[Stored records]
——————
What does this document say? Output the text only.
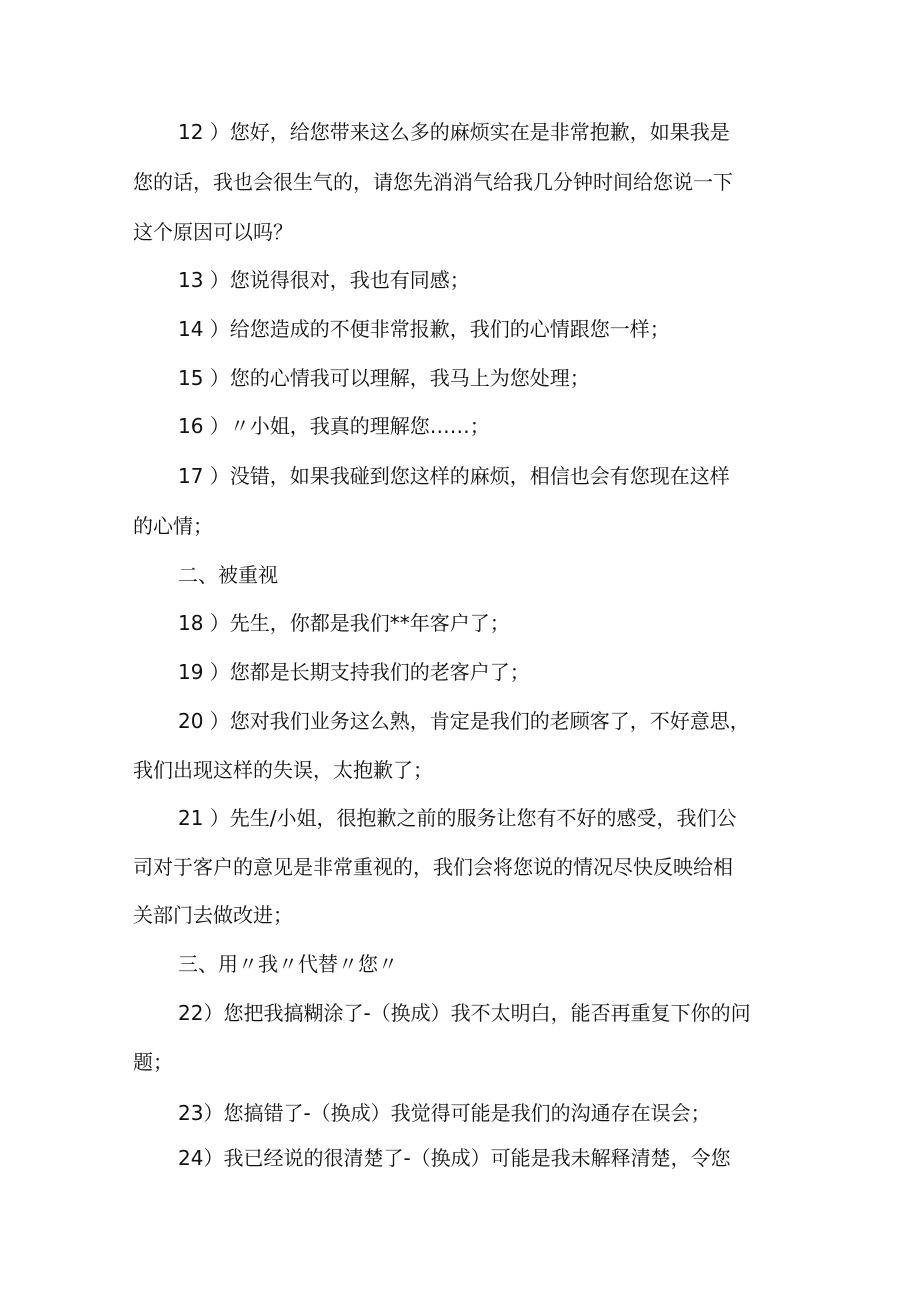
12 ）您好，给您带来这么多的麻烦实在是非常抱歉，如果我是
您的话，我也会很生气的，请您先消消气给我几分钟时间给您说一下
这个原因可以吗？
13 ）您说得很对，我也有同感；
14 ）给您造成的不便非常报歉，我们的心情跟您一样；
15 ）您的心情我可以理解，我马上为您处理；
16 ）〃小姐，我真的理解您……；
17 ）没错，如果我碰到您这样的麻烦，相信也会有您现在这样
的心情；
二、被重视
18 ）先生，你都是我们**年客户了；
19 ）您都是长期支持我们的老客户了；
20 ）您对我们业务这么熟，肯定是我们的老顾客了，不好意思，
我们出现这样的失误，太抱歉了；
21 ）先生/小姐，很抱歉之前的服务让您有不好的感受，我们公
司对于客户的意见是非常重视的，我们会将您说的情况尽快反映给相
关部门去做改进；
三、用〃我〃代替〃您〃
22）您把我搞糊涂了-（换成）我不太明白，能否再重复下你的问
题；
23）您搞错了-（换成）我觉得可能是我们的沟通存在误会；
24）我已经说的很清楚了-（换成）可能是我未解释清楚，令您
——————
Description of the task:
Above are records with pictures; repeat the records exactly and leave the pictures out.

Exercise result:
What does this document say? Output the text only.
12 ）您好，给您带来这么多的麻烦实在是非常抱歉，如果我是
您的话，我也会很生气的，请您先消消气给我几分钟时间给您说一下
这个原因可以吗？
13 ）您说得很对，我也有同感；
14 ）给您造成的不便非常报歉，我们的心情跟您一样；
15 ）您的心情我可以理解，我马上为您处理；
16 ）〃小姐，我真的理解您……；
17 ）没错，如果我碰到您这样的麻烦，相信也会有您现在这样
的心情；
二、被重视
18 ）先生，你都是我们**年客户了；
19 ）您都是长期支持我们的老客户了；
20 ）您对我们业务这么熟，肯定是我们的老顾客了，不好意思，
我们出现这样的失误，太抱歉了；
21 ）先生/小姐，很抱歉之前的服务让您有不好的感受，我们公
司对于客户的意见是非常重视的，我们会将您说的情况尽快反映给相
关部门去做改进；
三、用〃我〃代替〃您〃
22）您把我搞糊涂了-（换成）我不太明白，能否再重复下你的问
题；
23）您搞错了-（换成）我觉得可能是我们的沟通存在误会；
24）我已经说的很清楚了-（换成）可能是我未解释清楚，令您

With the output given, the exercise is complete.